=== Source document ===
____

Strictly speaking, constant value patterns are not really necessary, but
could be implemented using guards, i.e.
``case (status, body) if status == HttpStatus.OK:``. Nonetheless, the
convenience of constant value patterns is unquestioned and obvious.
The observation that constants tend to be written in uppercase letters or
collected in enumeration-like namespaces suggests possible rules to discern
constants syntactically. However, the idea of using upper vs. lower case as
a marker has been met with scepticism since there is no similar precedence
in core Python (although it is common in other languages). We therefore only
adopted the rule that any dotted name (i.e. attribute access) is to be
interpreted as a constant value pattern like ``HttpStatus.OK``
above. This precludes, in particular, local variables from acting as
constants.
Global variables can only be directly used as constant when defined in other
modules, although there are workarounds to access the current module as a
namespace as well. A proposed rule to use a leading dot (e.g.

____

=== Data entries ===

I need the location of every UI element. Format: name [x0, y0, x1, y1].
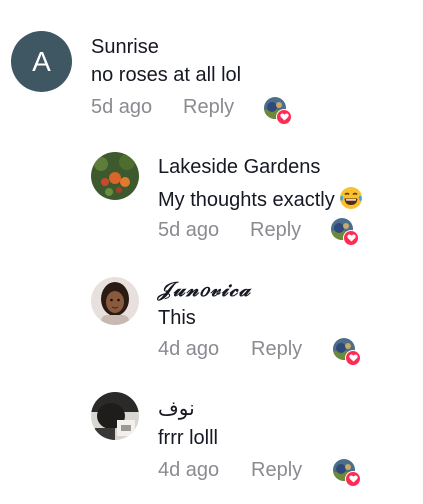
comment-timestamp: 4d ago: [158, 338, 220, 360]
laughing-with-tears-emoji-icon: [339, 186, 363, 216]
heart-icon: [345, 471, 361, 487]
comment-text-content: My thoughts exactly: [158, 189, 335, 211]
comment-item: A Sunrise no roses at all lol 5d ago Rep…: [0, 0, 423, 130]
comment-item: نوف frrr lolll 4d ago Reply: [0, 388, 423, 504]
avatar[interactable]: [91, 392, 139, 440]
comment-username[interactable]: Lakeside Gardens: [158, 156, 320, 179]
comment-text: no roses at all lol: [91, 64, 242, 86]
comment-text: My thoughts exactly: [158, 186, 363, 216]
creator-liked-icon: [264, 97, 292, 125]
comment-timestamp: 5d ago: [158, 219, 220, 241]
creator-liked-icon: [331, 218, 359, 246]
garden-photo-icon: [91, 152, 139, 200]
reply-button[interactable]: Reply: [250, 219, 301, 242]
comment-item: Lakeside Gardens My thoughts exactly 5d …: [0, 140, 423, 260]
comment-username[interactable]: نوف: [158, 396, 195, 421]
creator-liked-icon: [333, 338, 361, 366]
comment-timestamp: 5d ago: [91, 96, 153, 118]
creator-liked-icon: [333, 459, 361, 487]
avatar-letter: A: [32, 45, 51, 77]
comment-username[interactable]: 𝒥𝓊𝓃𝑜𝓋𝒾𝒸𝒶: [158, 277, 251, 301]
comment-timestamp: 4d ago: [158, 459, 220, 481]
avatar[interactable]: [91, 152, 139, 200]
reply-button[interactable]: Reply: [251, 338, 302, 361]
comment-username[interactable]: Sunrise: [91, 36, 159, 59]
avatar[interactable]: [91, 277, 139, 325]
reply-button[interactable]: Reply: [251, 459, 302, 482]
heart-icon: [343, 230, 359, 246]
comment-text: This: [158, 307, 196, 329]
comment-item: 𝒥𝓊𝓃𝑜𝓋𝒾𝒸𝒶 This 4d ago Reply: [0, 268, 423, 380]
comment-text: frrr lolll: [158, 427, 218, 449]
reply-button[interactable]: Reply: [183, 96, 234, 119]
profile-photo-icon: [91, 277, 139, 325]
heart-icon: [276, 109, 292, 125]
heart-icon: [345, 350, 361, 366]
avatar[interactable]: A: [11, 31, 72, 92]
profile-photo-icon: [91, 392, 139, 440]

____

=== Required work ===
1 – In the passage on constant value patterns, why was upper versus lower case not adopted as the way to mark constants?
2 – Please pick up the passage on constant value patterns at the point where it stops and continue writing it.

=== Written responses ===
1 – The idea met with skepticism because core Python has no similar precedent, even though the practice is common in other languages. So the only rule adopted was that any dotted name is treated as a constant value pattern.

2 –
``.CONSTANT``) for that purpose was critisised because it was felt that the
dot would not be a visible-enough marker for that purpose. Partly inspired
by use cases in other programming languages, a number of different
markers/sigils were proposed (such as ``^CONSTANT``, ``$CONSTANT``,
``==CONSTANT``, ``CONSTANT?``, or the word enclosed in backticks), although
there was no obvious or natural choice. The current proposal therefore
leaves the discussion and possible introduction of such a 'constant' marker
for future PEPs.
Distinguishing the semantics of names based on whether it is a global
variable (i.e. the compiler would treat global variables as constants rather
than capture patterns) leads to various issues. The addition or alteration
of a global variable in the module could have unintended side effects on
patterns. Moreover, pattern matching could not be used directly inside a
module's scope because all variables would be global, making capture
patterns impossible.
Example::
def handle_reply(reply):
match reply:
case (HttpStatus.OK, MimeType.TEXT, body):
process_text(body)
case (HttpStatus.OK, MimeType.APPL_ZIP, body):
text = deflate(body)
process_text(text)
case (HttpStatus.MOVED_PERMANENTLY, new_URI):
resend_request(new_URI)
case (HttpStatus.NOT_FOUND):
raise ResourceNotFound()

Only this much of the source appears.